- _WRITTEN TASK_
Render the items from the line with "chevron-down-icon: [382, 382, 391, 388]" up to and including the line with "hidden-headers-label: 6 hidden: [111, 175, 162, 190]" as a JSON list of strings, one string per line, with blank lines omitted.
======
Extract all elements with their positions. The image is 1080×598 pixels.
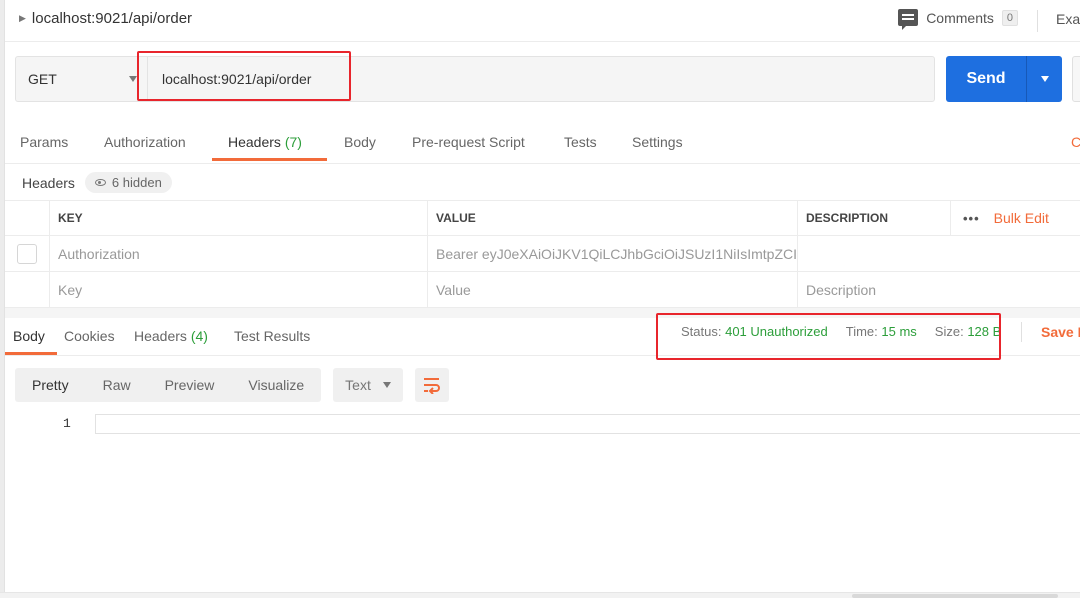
chevron-down-icon: [382, 382, 391, 388]
response-tab-headers-count: (4): [190, 328, 208, 344]
time-label: Time:: [845, 324, 878, 339]
size-info[interactable]: Size: 128 B: [935, 324, 1002, 339]
examples-button[interactable]: Exa: [1056, 11, 1080, 27]
response-meta: Status: 401 Unauthorized Time: 15 ms Siz…: [681, 324, 1001, 339]
expand-triangle-icon[interactable]: ▶: [19, 13, 26, 24]
size-label: Size:: [934, 324, 964, 339]
size-value: 128 B: [967, 324, 1002, 339]
send-button-group: Send: [946, 56, 1062, 102]
table-row: Authorization Bearer eyJ0eXAiOiJKV1QiLCJ…: [5, 236, 1080, 272]
method-select[interactable]: GET: [16, 57, 148, 101]
hidden-headers-toggle[interactable]: 6 hidden: [84, 172, 172, 193]
comments-label: Comments: [926, 9, 994, 26]
hidden-headers-label: 6 hidden: [111, 175, 162, 190]
scrollbar-thumb[interactable]: [852, 594, 1058, 598]
request-tabs: Params Authorization Headers (7) Body Pr…: [5, 118, 1080, 164]
new-key-input[interactable]: Key: [49, 272, 427, 307]
send-button[interactable]: Send: [946, 56, 1026, 102]
cookies-link[interactable]: C: [1071, 134, 1080, 150]
response-toolbar: Pretty Raw Preview Visualize Text: [15, 368, 449, 402]
column-header-value: VALUE: [427, 201, 797, 235]
panel-divider: [5, 308, 1080, 318]
send-options-dropdown[interactable]: [1026, 56, 1062, 102]
wrap-lines-button[interactable]: [414, 368, 449, 402]
status-value: 401 Unauthorized: [725, 324, 828, 339]
column-header-key: KEY: [49, 201, 427, 235]
response-tab-headers-label: Headers: [134, 328, 187, 344]
headers-subheader: Headers 6 hidden: [22, 172, 172, 193]
request-name[interactable]: ▶ localhost:9021/api/order: [19, 10, 192, 27]
time-info[interactable]: Time: 15 ms: [846, 324, 917, 339]
response-tabs: Body Cookies Headers (4) Test Results St…: [5, 318, 1080, 356]
editor-line[interactable]: [95, 414, 1080, 434]
row-enable-checkbox[interactable]: [17, 243, 37, 264]
format-select[interactable]: Text: [333, 368, 403, 402]
tab-authorization[interactable]: Authorization: [104, 134, 186, 150]
request-title-bar: ▶ localhost:9021/api/order Comments 0: [5, 0, 1080, 42]
view-raw[interactable]: Raw: [86, 368, 148, 402]
method-label: GET: [28, 71, 57, 87]
tab-settings[interactable]: Settings: [632, 134, 683, 150]
tab-params[interactable]: Params: [20, 134, 68, 150]
tab-headers-count: (7): [284, 134, 302, 150]
time-value: 15 ms: [881, 324, 917, 339]
response-tab-headers[interactable]: Headers (4): [134, 328, 208, 344]
active-response-tab-indicator: [5, 352, 57, 355]
response-tab-body[interactable]: Body: [13, 328, 45, 344]
new-description-input[interactable]: Description: [797, 272, 950, 307]
table-header-row: KEY VALUE DESCRIPTION ••• Bulk Edit: [5, 200, 1080, 236]
response-tab-test-results[interactable]: Test Results: [234, 328, 310, 344]
column-header-description: DESCRIPTION: [797, 201, 950, 235]
chevron-down-icon: [129, 76, 137, 82]
comment-icon: [898, 9, 919, 30]
tab-body[interactable]: Body: [344, 134, 376, 150]
row-checkbox-cell: [5, 236, 49, 271]
topbar-divider: [1037, 10, 1038, 32]
view-mode-segmented: Pretty Raw Preview Visualize: [15, 368, 322, 402]
more-options-icon[interactable]: •••: [963, 211, 980, 226]
line-number: 1: [63, 416, 71, 431]
save-response-button[interactable]: Save R: [1041, 324, 1080, 340]
header-description-cell[interactable]: [797, 236, 950, 271]
active-tab-indicator: [212, 158, 327, 161]
wrap-lines-icon: [423, 378, 440, 394]
chevron-down-icon: [1040, 76, 1049, 82]
table-actions: ••• Bulk Edit: [950, 201, 1080, 235]
format-label: Text: [345, 377, 371, 393]
bulk-edit-button[interactable]: Bulk Edit: [994, 210, 1049, 226]
view-pretty[interactable]: Pretty: [15, 368, 86, 402]
status-label: Status:: [681, 324, 722, 339]
status-info[interactable]: Status: 401 Unauthorized: [681, 324, 828, 339]
url-input[interactable]: [148, 57, 934, 101]
table-row-new: Key Value Description: [5, 272, 1080, 308]
headers-section-title: Headers: [22, 174, 75, 191]
response-tab-cookies[interactable]: Cookies: [64, 328, 115, 344]
tab-tests[interactable]: Tests: [564, 134, 597, 150]
header-value-cell[interactable]: Bearer eyJ0eXAiOiJKV1QiLCJhbGciOiJSUzI1N…: [427, 236, 797, 271]
eye-icon: [94, 179, 106, 186]
url-bar: GET: [15, 56, 935, 102]
header-key-cell[interactable]: Authorization: [49, 236, 427, 271]
tab-headers-label: Headers: [228, 134, 281, 150]
tab-headers[interactable]: Headers (7): [228, 134, 302, 150]
response-divider: [1021, 322, 1022, 342]
comments-count-badge: 0: [1001, 9, 1018, 26]
view-preview[interactable]: Preview: [148, 368, 232, 402]
save-button-stub[interactable]: [1072, 56, 1080, 102]
view-visualize[interactable]: Visualize: [231, 368, 321, 402]
new-value-input[interactable]: Value: [427, 272, 797, 307]
tab-prerequest-script[interactable]: Pre-request Script: [412, 134, 525, 150]
headers-table: KEY VALUE DESCRIPTION ••• Bulk Edit Auth…: [5, 200, 1080, 308]
response-body-editor[interactable]: 1: [5, 412, 1080, 592]
request-name-label: localhost:9021/api/order: [31, 10, 193, 27]
comments-button[interactable]: Comments 0: [898, 9, 1018, 30]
======
- _FINAL ANSWER_
[
  "chevron-down-icon: [382, 382, 391, 388]",
  "response-tab-headers-count: (4): [190, 328, 208, 344]",
  "time-label: Time:: [845, 324, 878, 339]",
  "size-info[interactable]: Size: 128 B: [935, 324, 1002, 339]",
  "examples-button[interactable]: Exa: [1056, 11, 1080, 27]",
  "response-meta: Status: 401 Unauthorized Time: 15 ms Siz…: [681, 324, 1001, 339]",
  "expand-triangle-icon[interactable]: ▶: [19, 13, 26, 24]",
  "size-label: Size:: [934, 324, 964, 339]",
  "size-value: 128 B: [967, 324, 1002, 339]",
  "send-button-group: Send: [946, 56, 1062, 102]",
  "table-row: Authorization Bearer eyJ0eXAiOiJKV1QiLCJ…: [5, 236, 1080, 272]",
  "method-select[interactable]: GET: [16, 57, 148, 101]",
  "hidden-headers-toggle[interactable]: 6 hidden: [84, 172, 172, 193]",
  "comments-label: Comments: [926, 9, 994, 26]",
  "hidden-headers-label: 6 hidden: [111, 175, 162, 190]"
]